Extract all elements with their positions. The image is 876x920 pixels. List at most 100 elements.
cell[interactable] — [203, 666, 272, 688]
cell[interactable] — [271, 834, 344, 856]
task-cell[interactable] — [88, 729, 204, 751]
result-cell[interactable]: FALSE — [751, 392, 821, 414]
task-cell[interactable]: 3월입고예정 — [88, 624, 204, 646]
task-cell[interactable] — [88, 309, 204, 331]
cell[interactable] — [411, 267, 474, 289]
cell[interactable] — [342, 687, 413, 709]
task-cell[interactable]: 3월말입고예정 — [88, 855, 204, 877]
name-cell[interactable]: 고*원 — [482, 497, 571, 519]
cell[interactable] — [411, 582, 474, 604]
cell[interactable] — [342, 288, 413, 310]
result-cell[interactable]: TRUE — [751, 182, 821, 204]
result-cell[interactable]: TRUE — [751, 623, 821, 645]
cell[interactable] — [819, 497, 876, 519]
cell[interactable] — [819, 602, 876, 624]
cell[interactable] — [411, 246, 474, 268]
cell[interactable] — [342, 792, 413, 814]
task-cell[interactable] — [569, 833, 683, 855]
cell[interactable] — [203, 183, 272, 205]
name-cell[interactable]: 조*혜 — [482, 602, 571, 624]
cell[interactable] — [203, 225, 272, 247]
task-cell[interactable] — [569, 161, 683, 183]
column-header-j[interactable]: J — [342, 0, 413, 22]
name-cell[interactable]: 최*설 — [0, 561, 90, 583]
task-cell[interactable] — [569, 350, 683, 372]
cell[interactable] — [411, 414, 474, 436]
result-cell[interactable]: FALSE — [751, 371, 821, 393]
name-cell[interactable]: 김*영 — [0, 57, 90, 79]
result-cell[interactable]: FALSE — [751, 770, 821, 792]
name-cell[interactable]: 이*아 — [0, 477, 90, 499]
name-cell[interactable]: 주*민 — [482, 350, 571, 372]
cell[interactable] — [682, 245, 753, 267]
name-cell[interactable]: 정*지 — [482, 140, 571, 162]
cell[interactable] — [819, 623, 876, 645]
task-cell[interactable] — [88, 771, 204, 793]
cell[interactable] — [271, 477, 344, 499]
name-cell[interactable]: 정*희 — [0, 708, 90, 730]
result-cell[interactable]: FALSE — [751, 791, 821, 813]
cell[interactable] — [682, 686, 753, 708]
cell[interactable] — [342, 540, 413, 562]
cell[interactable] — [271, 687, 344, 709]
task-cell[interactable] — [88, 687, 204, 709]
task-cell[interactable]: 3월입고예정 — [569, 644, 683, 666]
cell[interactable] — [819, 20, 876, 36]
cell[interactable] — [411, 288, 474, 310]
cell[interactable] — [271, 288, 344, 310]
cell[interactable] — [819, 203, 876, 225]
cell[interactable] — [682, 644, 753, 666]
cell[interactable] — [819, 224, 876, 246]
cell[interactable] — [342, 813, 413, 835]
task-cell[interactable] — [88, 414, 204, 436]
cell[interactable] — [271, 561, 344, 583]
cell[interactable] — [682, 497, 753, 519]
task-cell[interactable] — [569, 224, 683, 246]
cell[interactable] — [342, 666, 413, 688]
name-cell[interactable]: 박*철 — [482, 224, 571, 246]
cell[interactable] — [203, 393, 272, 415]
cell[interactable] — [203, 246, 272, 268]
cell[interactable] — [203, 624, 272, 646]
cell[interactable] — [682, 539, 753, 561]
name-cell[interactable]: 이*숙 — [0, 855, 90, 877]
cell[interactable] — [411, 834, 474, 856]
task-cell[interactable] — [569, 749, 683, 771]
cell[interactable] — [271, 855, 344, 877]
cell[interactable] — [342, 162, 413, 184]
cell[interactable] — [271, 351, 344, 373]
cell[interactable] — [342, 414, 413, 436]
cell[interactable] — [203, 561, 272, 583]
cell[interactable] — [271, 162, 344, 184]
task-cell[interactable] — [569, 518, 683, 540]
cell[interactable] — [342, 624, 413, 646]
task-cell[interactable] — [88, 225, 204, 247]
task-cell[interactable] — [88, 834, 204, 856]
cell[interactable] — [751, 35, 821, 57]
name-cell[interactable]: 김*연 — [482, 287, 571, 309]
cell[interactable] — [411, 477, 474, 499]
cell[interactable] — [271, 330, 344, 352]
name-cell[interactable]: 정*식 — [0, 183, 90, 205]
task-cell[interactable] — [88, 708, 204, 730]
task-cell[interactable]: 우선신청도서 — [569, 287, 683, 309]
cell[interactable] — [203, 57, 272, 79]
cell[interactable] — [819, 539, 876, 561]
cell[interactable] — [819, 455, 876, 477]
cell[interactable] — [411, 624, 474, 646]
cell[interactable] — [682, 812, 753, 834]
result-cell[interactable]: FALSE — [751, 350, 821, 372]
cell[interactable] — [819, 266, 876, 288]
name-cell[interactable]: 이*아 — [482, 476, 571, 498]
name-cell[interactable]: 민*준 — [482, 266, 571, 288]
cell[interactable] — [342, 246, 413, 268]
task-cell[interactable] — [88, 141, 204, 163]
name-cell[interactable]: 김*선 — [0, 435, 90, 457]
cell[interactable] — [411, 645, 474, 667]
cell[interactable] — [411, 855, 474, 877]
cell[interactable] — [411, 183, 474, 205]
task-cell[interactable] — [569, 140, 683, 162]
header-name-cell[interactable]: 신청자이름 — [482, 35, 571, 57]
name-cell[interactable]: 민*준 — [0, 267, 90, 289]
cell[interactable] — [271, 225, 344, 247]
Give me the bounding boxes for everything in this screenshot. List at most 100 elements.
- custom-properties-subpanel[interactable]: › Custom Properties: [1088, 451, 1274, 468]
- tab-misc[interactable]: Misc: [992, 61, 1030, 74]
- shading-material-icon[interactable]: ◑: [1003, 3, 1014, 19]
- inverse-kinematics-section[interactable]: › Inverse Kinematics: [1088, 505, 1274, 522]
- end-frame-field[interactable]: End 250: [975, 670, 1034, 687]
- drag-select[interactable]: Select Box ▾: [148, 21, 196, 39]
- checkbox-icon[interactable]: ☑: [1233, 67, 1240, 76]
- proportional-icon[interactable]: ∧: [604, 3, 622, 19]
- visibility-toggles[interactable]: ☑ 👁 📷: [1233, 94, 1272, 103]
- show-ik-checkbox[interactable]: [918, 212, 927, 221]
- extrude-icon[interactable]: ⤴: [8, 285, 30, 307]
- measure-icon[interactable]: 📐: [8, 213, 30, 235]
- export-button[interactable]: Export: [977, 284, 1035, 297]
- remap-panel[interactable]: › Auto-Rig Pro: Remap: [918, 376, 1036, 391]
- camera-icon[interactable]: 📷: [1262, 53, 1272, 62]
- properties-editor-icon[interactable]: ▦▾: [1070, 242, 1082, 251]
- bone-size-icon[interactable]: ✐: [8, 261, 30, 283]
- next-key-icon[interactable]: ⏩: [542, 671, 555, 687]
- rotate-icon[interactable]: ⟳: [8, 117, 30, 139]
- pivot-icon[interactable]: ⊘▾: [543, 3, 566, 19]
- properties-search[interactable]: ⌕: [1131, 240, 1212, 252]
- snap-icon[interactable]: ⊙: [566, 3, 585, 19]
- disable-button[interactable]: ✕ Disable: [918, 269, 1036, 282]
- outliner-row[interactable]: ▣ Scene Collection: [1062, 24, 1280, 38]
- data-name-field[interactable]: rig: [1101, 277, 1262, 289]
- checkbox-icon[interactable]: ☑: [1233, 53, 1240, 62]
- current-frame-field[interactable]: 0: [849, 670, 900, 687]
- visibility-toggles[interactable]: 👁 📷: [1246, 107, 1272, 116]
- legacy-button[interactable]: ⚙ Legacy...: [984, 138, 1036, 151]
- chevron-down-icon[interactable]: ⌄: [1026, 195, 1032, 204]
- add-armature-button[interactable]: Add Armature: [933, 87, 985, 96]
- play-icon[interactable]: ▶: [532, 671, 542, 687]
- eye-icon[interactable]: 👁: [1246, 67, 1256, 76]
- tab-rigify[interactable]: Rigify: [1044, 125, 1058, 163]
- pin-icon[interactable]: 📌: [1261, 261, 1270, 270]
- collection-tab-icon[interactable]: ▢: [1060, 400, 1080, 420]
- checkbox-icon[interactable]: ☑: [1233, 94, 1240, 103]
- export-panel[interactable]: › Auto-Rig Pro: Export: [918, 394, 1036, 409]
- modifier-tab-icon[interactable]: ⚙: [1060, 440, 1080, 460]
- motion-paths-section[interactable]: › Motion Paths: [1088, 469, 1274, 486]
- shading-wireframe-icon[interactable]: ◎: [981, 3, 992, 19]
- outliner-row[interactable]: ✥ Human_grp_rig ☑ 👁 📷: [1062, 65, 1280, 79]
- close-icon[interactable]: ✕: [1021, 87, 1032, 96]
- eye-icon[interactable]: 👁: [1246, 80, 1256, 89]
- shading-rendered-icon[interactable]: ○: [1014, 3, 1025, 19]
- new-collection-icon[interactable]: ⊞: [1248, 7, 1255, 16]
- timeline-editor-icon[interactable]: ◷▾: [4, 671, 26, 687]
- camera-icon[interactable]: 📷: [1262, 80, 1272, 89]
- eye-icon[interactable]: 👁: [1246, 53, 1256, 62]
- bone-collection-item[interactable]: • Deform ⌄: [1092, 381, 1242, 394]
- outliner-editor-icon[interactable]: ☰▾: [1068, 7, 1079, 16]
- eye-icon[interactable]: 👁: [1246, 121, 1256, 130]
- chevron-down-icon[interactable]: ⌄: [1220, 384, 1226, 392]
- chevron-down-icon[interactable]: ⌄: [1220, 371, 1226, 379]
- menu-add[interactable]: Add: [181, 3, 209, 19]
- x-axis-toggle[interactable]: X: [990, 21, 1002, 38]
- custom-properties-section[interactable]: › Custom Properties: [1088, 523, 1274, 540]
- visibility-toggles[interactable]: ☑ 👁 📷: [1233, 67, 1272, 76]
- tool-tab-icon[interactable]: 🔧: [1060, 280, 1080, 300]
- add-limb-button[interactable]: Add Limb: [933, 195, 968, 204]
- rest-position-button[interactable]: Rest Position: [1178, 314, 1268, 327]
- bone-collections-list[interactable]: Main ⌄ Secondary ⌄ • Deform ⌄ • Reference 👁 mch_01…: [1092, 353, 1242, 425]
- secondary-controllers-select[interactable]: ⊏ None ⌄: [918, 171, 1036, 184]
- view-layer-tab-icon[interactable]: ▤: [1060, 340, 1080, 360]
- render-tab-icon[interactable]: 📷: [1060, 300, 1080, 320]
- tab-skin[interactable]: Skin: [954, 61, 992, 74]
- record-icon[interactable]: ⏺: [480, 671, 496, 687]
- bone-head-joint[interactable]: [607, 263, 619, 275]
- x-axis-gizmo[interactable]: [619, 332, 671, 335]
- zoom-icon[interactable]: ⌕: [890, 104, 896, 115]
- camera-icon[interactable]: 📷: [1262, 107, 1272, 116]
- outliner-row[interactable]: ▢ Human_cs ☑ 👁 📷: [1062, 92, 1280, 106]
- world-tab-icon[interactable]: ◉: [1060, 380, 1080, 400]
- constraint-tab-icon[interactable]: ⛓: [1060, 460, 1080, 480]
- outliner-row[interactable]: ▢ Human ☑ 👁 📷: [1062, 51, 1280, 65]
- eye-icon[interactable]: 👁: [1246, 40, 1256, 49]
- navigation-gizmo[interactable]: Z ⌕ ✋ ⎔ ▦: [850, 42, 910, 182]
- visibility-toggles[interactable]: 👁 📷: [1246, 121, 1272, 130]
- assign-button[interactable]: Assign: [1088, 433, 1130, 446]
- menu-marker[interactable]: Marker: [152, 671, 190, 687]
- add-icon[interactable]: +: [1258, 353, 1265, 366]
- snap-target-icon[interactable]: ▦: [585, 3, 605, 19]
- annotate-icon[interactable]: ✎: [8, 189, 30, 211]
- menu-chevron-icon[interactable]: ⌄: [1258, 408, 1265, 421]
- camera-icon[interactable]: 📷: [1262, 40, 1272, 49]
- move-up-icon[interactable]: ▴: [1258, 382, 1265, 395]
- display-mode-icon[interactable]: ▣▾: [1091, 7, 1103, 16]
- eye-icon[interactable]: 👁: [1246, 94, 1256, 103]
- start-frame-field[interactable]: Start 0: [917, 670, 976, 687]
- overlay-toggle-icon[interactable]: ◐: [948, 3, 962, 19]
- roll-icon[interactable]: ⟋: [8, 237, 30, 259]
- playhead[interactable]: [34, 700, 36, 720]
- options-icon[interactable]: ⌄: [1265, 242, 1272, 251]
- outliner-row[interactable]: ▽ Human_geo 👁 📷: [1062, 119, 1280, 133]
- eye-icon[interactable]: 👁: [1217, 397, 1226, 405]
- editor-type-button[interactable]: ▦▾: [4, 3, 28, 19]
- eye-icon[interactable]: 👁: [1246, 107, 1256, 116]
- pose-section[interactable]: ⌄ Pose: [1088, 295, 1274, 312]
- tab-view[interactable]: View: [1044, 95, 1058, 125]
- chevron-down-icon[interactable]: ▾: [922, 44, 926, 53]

------------------------------------------------------------------------

▸ Direction: Arrange the records from their first line through the line containing "name-cell[interactable]: 주*민 —", with both of those lines included, as a Markdown table with the columns "Row" and "Entry". Give each line its own row number, and leave out any blank lines.

▸ Solution to this problem:
| Row | Entry |
|---|---|
| 1 | Extract all elements with their positions. The image is 876x920 pixels. List at most 100 elements. |
| 2 | cell[interactable] — [203, 666, 272, 688] |
| 3 | cell[interactable] — [271, 834, 344, 856] |
| 4 | task-cell[interactable] — [88, 729, 204, 751] |
| 5 | result-cell[interactable]: FALSE — [751, 392, 821, 414] |
| 6 | task-cell[interactable]: 3월입고예정 — [88, 624, 204, 646] |
| 7 | task-cell[interactable] — [88, 309, 204, 331] |
| 8 | cell[interactable] — [411, 267, 474, 289] |
| 9 | cell[interactable] — [342, 687, 413, 709] |
| 10 | task-cell[interactable]: 3월말입고예정 — [88, 855, 204, 877] |
| 11 | name-cell[interactable]: 고*원 — [482, 497, 571, 519] |
| 12 | cell[interactable] — [411, 582, 474, 604] |
| 13 | cell[interactable] — [342, 288, 413, 310] |
| 14 | result-cell[interactable]: TRUE — [751, 182, 821, 204] |
| 15 | result-cell[interactable]: TRUE — [751, 623, 821, 645] |
| 16 | cell[interactable] — [819, 497, 876, 519] |
| 17 | cell[interactable] — [819, 602, 876, 624] |
| 18 | cell[interactable] — [411, 246, 474, 268] |
| 19 | cell[interactable] — [342, 792, 413, 814] |
| 20 | task-cell[interactable] — [569, 833, 683, 855] |
| 21 | cell[interactable] — [203, 183, 272, 205] |
| 22 | name-cell[interactable]: 조*혜 — [482, 602, 571, 624] |
| 23 | cell[interactable] — [203, 225, 272, 247] |
| 24 | task-cell[interactable] — [569, 161, 683, 183] |
| 25 | column-header-j[interactable]: J — [342, 0, 413, 22] |
| 26 | name-cell[interactable]: 최*설 — [0, 561, 90, 583] |
| 27 | task-cell[interactable] — [569, 350, 683, 372] |
| 28 | cell[interactable] — [411, 414, 474, 436] |
| 29 | result-cell[interactable]: FALSE — [751, 371, 821, 393] |
| 30 | name-cell[interactable]: 김*영 — [0, 57, 90, 79] |
| 31 | result-cell[interactable]: FALSE — [751, 770, 821, 792] |
| 32 | name-cell[interactable]: 이*아 — [0, 477, 90, 499] |
| 33 | name-cell[interactable]: 주*민 — [482, 350, 571, 372] |